╭──

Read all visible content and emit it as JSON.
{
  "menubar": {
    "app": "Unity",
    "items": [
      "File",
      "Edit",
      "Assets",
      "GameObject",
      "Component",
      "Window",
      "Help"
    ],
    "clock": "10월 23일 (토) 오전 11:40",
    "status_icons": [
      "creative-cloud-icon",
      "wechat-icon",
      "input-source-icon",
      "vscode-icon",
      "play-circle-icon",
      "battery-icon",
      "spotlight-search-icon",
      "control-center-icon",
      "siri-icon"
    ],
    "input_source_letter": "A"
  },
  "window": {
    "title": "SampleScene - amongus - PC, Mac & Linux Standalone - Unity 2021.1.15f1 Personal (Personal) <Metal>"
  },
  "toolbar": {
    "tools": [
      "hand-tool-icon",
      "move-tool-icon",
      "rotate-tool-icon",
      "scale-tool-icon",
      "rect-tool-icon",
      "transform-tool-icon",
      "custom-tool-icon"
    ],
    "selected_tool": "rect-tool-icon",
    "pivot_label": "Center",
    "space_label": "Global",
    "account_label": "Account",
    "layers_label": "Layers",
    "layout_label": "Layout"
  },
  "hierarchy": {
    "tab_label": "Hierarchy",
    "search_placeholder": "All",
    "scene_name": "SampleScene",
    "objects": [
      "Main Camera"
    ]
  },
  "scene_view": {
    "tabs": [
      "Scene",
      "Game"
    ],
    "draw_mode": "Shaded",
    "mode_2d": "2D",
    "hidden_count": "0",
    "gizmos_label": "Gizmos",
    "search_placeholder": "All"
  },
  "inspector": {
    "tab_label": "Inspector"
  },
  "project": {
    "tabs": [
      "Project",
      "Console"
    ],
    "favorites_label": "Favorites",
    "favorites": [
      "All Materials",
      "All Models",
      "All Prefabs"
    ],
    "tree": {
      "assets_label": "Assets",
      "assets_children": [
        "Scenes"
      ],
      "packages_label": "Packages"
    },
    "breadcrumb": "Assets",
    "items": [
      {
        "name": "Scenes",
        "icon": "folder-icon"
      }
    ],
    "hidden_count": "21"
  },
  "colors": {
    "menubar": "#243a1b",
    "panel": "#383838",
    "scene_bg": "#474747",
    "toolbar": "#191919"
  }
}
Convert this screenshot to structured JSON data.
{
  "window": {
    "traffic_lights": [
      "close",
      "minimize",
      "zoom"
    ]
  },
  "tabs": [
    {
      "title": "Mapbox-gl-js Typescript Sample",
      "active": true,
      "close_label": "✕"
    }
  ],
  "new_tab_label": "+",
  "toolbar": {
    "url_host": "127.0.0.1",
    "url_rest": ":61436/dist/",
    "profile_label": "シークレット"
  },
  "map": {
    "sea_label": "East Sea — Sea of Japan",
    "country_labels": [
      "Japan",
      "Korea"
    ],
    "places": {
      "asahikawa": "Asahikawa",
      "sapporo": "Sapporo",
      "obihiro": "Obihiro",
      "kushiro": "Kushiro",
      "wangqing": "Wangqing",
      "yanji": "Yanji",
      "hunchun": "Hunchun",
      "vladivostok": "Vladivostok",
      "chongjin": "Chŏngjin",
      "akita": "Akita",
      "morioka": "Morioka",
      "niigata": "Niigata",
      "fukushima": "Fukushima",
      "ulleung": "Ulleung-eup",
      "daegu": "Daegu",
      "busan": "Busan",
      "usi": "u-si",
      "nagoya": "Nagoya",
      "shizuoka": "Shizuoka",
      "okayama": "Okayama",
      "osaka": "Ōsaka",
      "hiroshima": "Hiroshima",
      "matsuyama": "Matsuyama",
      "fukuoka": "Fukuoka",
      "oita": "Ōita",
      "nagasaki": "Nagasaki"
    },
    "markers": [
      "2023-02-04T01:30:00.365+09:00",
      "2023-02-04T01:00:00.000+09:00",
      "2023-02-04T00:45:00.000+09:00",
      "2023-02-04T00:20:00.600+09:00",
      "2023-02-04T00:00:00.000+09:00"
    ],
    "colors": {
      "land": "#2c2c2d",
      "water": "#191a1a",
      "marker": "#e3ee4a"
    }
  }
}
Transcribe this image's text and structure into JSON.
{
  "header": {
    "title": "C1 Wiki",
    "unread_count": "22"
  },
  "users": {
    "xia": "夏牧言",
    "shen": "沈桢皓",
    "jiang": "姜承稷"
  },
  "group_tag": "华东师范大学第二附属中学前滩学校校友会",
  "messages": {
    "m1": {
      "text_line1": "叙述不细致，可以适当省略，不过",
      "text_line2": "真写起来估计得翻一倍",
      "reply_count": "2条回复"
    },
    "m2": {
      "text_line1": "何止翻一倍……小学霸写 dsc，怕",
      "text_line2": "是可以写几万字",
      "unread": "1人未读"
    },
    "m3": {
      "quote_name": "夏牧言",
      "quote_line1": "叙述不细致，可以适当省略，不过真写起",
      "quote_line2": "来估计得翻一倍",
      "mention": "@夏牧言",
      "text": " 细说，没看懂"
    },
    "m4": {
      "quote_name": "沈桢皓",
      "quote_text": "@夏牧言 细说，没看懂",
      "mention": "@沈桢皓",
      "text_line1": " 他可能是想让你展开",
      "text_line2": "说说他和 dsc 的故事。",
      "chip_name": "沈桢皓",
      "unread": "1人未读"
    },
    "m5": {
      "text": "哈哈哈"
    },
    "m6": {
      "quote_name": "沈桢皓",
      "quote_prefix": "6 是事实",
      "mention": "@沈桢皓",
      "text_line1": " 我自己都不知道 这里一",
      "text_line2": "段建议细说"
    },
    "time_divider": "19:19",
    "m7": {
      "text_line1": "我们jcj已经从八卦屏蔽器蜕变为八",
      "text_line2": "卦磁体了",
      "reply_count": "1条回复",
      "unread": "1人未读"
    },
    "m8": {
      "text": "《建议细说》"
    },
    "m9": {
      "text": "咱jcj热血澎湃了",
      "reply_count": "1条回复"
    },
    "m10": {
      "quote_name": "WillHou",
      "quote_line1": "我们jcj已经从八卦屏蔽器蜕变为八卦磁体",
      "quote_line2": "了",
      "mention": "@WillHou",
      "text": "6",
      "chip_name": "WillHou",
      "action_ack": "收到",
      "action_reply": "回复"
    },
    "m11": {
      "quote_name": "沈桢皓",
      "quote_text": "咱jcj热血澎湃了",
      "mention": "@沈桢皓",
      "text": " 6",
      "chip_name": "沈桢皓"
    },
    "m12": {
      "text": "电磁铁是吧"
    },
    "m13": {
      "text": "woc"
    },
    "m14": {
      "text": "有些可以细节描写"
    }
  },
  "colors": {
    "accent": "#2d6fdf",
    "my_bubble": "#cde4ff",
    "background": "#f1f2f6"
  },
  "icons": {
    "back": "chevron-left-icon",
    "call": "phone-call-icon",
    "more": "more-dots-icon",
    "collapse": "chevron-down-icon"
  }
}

╰──

Extract all the entries word for word.

Read all visible content and emit it as JSON.
{
  "menubar": {
    "app": "Unity",
    "items": [
      "File",
      "Edit",
      "Assets",
      "GameObject",
      "Component",
      "Window",
      "Help"
    ],
    "clock": "10월 23일 (토) 오전 11:40",
    "status_icons": [
      "creative-cloud-icon",
      "wechat-icon",
      "input-source-icon",
      "vscode-icon",
      "play-circle-icon",
      "battery-icon",
      "spotlight-search-icon",
      "control-center-icon",
      "siri-icon"
    ],
    "input_source_letter": "A"
  },
  "window": {
    "title": "SampleScene - amongus - PC, Mac & Linux Standalone - Unity 2021.1.15f1 Personal (Personal) <Metal>"
  },
  "toolbar": {
    "tools": [
      "hand-tool-icon",
      "move-tool-icon",
      "rotate-tool-icon",
      "scale-tool-icon",
      "rect-tool-icon",
      "transform-tool-icon",
      "custom-tool-icon"
    ],
    "selected_tool": "rect-tool-icon",
    "pivot_label": "Center",
    "space_label": "Global",
    "account_label": "Account",
    "layers_label": "Layers",
    "layout_label": "Layout"
  },
  "hierarchy": {
    "tab_label": "Hierarchy",
    "search_placeholder": "All",
    "scene_name": "SampleScene",
    "objects": [
      "Main Camera"
    ]
  },
  "scene_view": {
    "tabs": [
      "Scene",
      "Game"
    ],
    "draw_mode": "Shaded",
    "mode_2d": "2D",
    "hidden_count": "0",
    "gizmos_label": "Gizmos",
    "search_placeholder": "All"
  },
  "inspector": {
    "tab_label": "Inspector"
  },
  "project": {
    "tabs": [
      "Project",
      "Console"
    ],
    "favorites_label": "Favorites",
    "favorites": [
      "All Materials",
      "All Models",
      "All Prefabs"
    ],
    "tree": {
      "assets_label": "Assets",
      "assets_children": [
        "Scenes"
      ],
      "packages_label": "Packages"
    },
    "breadcrumb": "Assets",
    "items": [
      {
        "name": "Scenes",
        "icon": "folder-icon"
      }
    ],
    "hidden_count": "21"
  },
  "colors": {
    "menubar": "#243a1b",
    "panel": "#383838",
    "scene_bg": "#474747",
    "toolbar": "#191919"
  }
}
Convert this screenshot to structured JSON data.
{
  "window": {
    "traffic_lights": [
      "close",
      "minimize",
      "zoom"
    ]
  },
  "tabs": [
    {
      "title": "Mapbox-gl-js Typescript Sample",
      "active": true,
      "close_label": "✕"
    }
  ],
  "new_tab_label": "+",
  "toolbar": {
    "url_host": "127.0.0.1",
    "url_rest": ":61436/dist/",
    "profile_label": "シークレット"
  },
  "map": {
    "sea_label": "East Sea — Sea of Japan",
    "country_labels": [
      "Japan",
      "Korea"
    ],
    "places": {
      "asahikawa": "Asahikawa",
      "sapporo": "Sapporo",
      "obihiro": "Obihiro",
      "kushiro": "Kushiro",
      "wangqing": "Wangqing",
      "yanji": "Yanji",
      "hunchun": "Hunchun",
      "vladivostok": "Vladivostok",
      "chongjin": "Chŏngjin",
      "akita": "Akita",
      "morioka": "Morioka",
      "niigata": "Niigata",
      "fukushima": "Fukushima",
      "ulleung": "Ulleung-eup",
      "daegu": "Daegu",
      "busan": "Busan",
      "usi": "u-si",
      "nagoya": "Nagoya",
      "shizuoka": "Shizuoka",
      "okayama": "Okayama",
      "osaka": "Ōsaka",
      "hiroshima": "Hiroshima",
      "matsuyama": "Matsuyama",
      "fukuoka": "Fukuoka",
      "oita": "Ōita",
      "nagasaki": "Nagasaki"
    },
    "markers": [
      "2023-02-04T01:30:00.365+09:00",
      "2023-02-04T01:00:00.000+09:00",
      "2023-02-04T00:45:00.000+09:00",
      "2023-02-04T00:20:00.600+09:00",
      "2023-02-04T00:00:00.000+09:00"
    ],
    "colors": {
      "land": "#2c2c2d",
      "water": "#191a1a",
      "marker": "#e3ee4a"
    }
  }
}
Transcribe this image's text and structure into JSON.
{
  "header": {
    "title": "C1 Wiki",
    "unread_count": "22"
  },
  "users": {
    "xia": "夏牧言",
    "shen": "沈桢皓",
    "jiang": "姜承稷"
  },
  "group_tag": "华东师范大学第二附属中学前滩学校校友会",
  "messages": {
    "m1": {
      "text_line1": "叙述不细致，可以适当省略，不过",
      "text_line2": "真写起来估计得翻一倍",
      "reply_count": "2条回复"
    },
    "m2": {
      "text_line1": "何止翻一倍……小学霸写 dsc，怕",
      "text_line2": "是可以写几万字",
      "unread": "1人未读"
    },
    "m3": {
      "quote_name": "夏牧言",
      "quote_line1": "叙述不细致，可以适当省略，不过真写起",
      "quote_line2": "来估计得翻一倍",
      "mention": "@夏牧言",
      "text": " 细说，没看懂"
    },
    "m4": {
      "quote_name": "沈桢皓",
      "quote_text": "@夏牧言 细说，没看懂",
      "mention": "@沈桢皓",
      "text_line1": " 他可能是想让你展开",
      "text_line2": "说说他和 dsc 的故事。",
      "chip_name": "沈桢皓",
      "unread": "1人未读"
    },
    "m5": {
      "text": "哈哈哈"
    },
    "m6": {
      "quote_name": "沈桢皓",
      "quote_prefix": "6 是事实",
      "mention": "@沈桢皓",
      "text_line1": " 我自己都不知道 这里一",
      "text_line2": "段建议细说"
    },
    "time_divider": "19:19",
    "m7": {
      "text_line1": "我们jcj已经从八卦屏蔽器蜕变为八",
      "text_line2": "卦磁体了",
      "reply_count": "1条回复",
      "unread": "1人未读"
    },
    "m8": {
      "text": "《建议细说》"
    },
    "m9": {
      "text": "咱jcj热血澎湃了",
      "reply_count": "1条回复"
    },
    "m10": {
      "quote_name": "WillHou",
      "quote_line1": "我们jcj已经从八卦屏蔽器蜕变为八卦磁体",
      "quote_line2": "了",
      "mention": "@WillHou",
      "text": "6",
      "chip_name": "WillHou",
      "action_ack": "收到",
      "action_reply": "回复"
    },
    "m11": {
      "quote_name": "沈桢皓",
      "quote_text": "咱jcj热血澎湃了",
      "mention": "@沈桢皓",
      "text": " 6",
      "chip_name": "沈桢皓"
    },
    "m12": {
      "text": "电磁铁是吧"
    },
    "m13": {
      "text": "woc"
    },
    "m14": {
      "text": "有些可以细节描写"
    }
  },
  "colors": {
    "accent": "#2d6fdf",
    "my_bubble": "#cde4ff",
    "background": "#f1f2f6"
  },
  "icons": {
    "back": "chevron-left-icon",
    "call": "phone-call-icon",
    "more": "more-dots-icon",
    "collapse": "chevron-down-icon"
  }
}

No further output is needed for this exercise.